Given instruction ▸ Retype every line of the listing below exactly, leaving out the picture lines.

(Page element annotations)
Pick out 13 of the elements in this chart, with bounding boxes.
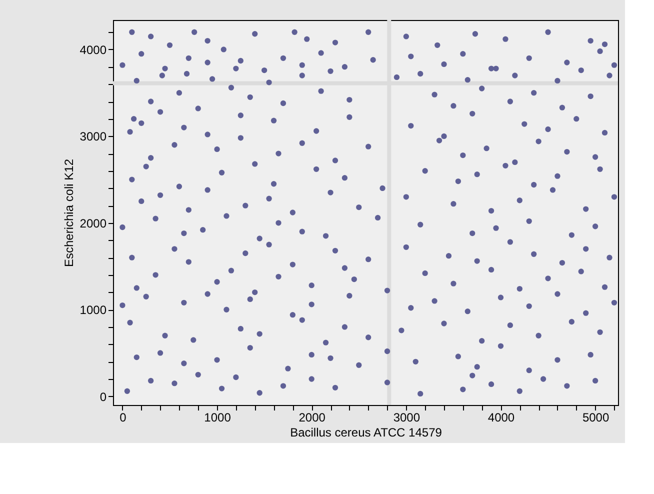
y-tick-label: 3000 — [80, 130, 107, 144]
x-tick-label: 4000 — [488, 410, 515, 424]
y-tick-label: 4000 — [80, 42, 107, 57]
x-tick-label: 3000 — [393, 410, 420, 424]
y-tick-label: 1000 — [80, 303, 107, 318]
y-tick-label: 0 — [100, 390, 107, 404]
x-tick-label: 1000 — [204, 410, 232, 424]
y-axis-title: Escherichia coli K12 — [62, 158, 76, 268]
x-axis-title: Bacillus cereus ATCC 14579 — [290, 426, 442, 440]
x-tick-label: 2000 — [298, 410, 326, 424]
x-tick-label: 5000 — [582, 410, 610, 424]
x-tick-label: 0 — [120, 410, 127, 424]
y-tick-label: 2000 — [80, 216, 107, 230]
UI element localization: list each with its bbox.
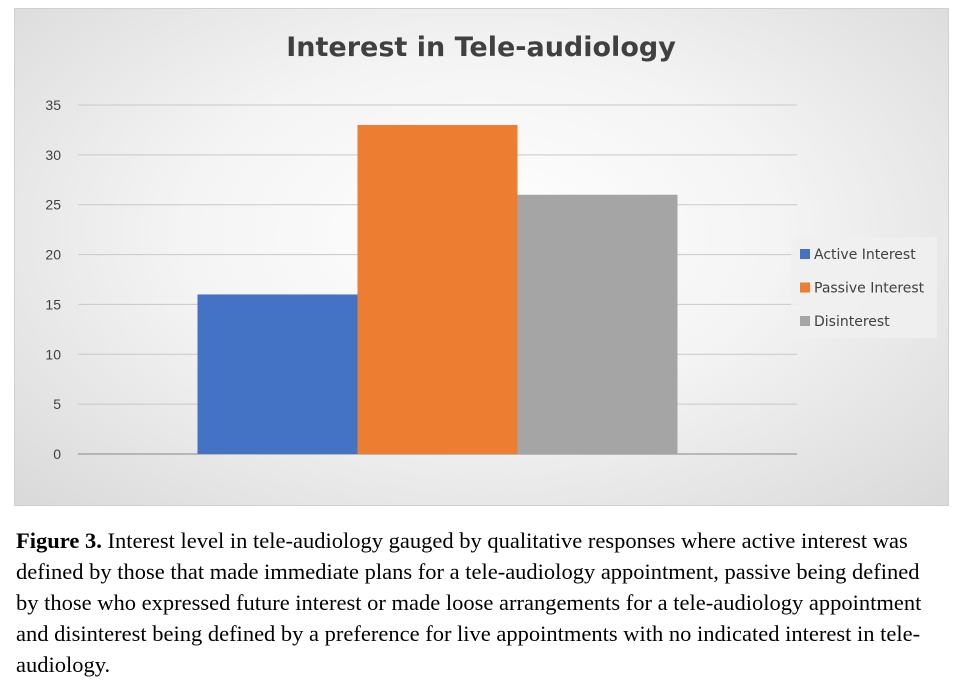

Expected answer ▸
Pick out 13 of the elements in this chart, with bounding boxes.
y-tick-label: 3000 — [80, 130, 107, 144]
x-tick-label: 4000 — [488, 410, 515, 424]
y-tick-label: 4000 — [80, 42, 107, 57]
x-tick-label: 3000 — [393, 410, 420, 424]
y-tick-label: 1000 — [80, 303, 107, 318]
y-tick-label: 0 — [100, 390, 107, 404]
x-tick-label: 1000 — [204, 410, 232, 424]
y-axis-title: Escherichia coli K12 — [62, 158, 76, 268]
x-axis-title: Bacillus cereus ATCC 14579 — [290, 426, 442, 440]
x-tick-label: 2000 — [298, 410, 326, 424]
x-tick-label: 5000 — [582, 410, 610, 424]
x-tick-label: 0 — [120, 410, 127, 424]
y-tick-label: 2000 — [80, 216, 107, 230]
UI element localization: list each with its bbox.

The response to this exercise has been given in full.